# Start of DATA

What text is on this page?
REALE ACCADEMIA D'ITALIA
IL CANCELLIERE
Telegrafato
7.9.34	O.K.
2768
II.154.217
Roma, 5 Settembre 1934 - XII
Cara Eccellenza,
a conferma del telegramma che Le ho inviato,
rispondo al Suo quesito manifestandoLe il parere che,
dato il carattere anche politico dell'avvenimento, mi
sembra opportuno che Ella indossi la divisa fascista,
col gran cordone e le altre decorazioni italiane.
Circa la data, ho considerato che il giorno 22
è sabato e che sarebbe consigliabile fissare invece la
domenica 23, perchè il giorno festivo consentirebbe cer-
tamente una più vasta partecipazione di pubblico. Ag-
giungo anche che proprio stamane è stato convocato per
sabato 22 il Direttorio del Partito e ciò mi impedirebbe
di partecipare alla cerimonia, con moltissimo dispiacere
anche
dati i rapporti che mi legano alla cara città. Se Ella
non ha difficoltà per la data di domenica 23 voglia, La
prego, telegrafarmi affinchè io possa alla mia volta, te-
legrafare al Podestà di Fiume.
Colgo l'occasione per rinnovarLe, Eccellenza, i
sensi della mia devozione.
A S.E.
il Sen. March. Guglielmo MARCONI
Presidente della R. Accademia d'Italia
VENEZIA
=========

# End of DATA

• **PROBLEM REQUIREMENTS**
From the preceding material, extract every line exactly.

• **TASK RESPONSE**
What text is on this page?
REALE ACCADEMIA D'ITALIA
IL CANCELLIERE
Telegrafato
7.9.34	O.K.
2768
II.154.217
Roma, 5 Settembre 1934 - XII
Cara Eccellenza,
a conferma del telegramma che Le ho inviato,
rispondo al Suo quesito manifestandoLe il parere che,
dato il carattere anche politico dell'avvenimento, mi
sembra opportuno che Ella indossi la divisa fascista,
col gran cordone e le altre decorazioni italiane.
Circa la data, ho considerato che il giorno 22
è sabato e che sarebbe consigliabile fissare invece la
domenica 23, perchè il giorno festivo consentirebbe cer-
tamente una più vasta partecipazione di pubblico. Ag-
giungo anche che proprio stamane è stato convocato per
sabato 22 il Direttorio del Partito e ciò mi impedirebbe
di partecipare alla cerimonia, con moltissimo dispiacere
anche
dati i rapporti che mi legano alla cara città. Se Ella
non ha difficoltà per la data di domenica 23 voglia, La
prego, telegrafarmi affinchè io possa alla mia volta, te-
legrafare al Podestà di Fiume.
Colgo l'occasione per rinnovarLe, Eccellenza, i
sensi della mia devozione.
A S.E.
il Sen. March. Guglielmo MARCONI
Presidente della R. Accademia d'Italia
VENEZIA
=========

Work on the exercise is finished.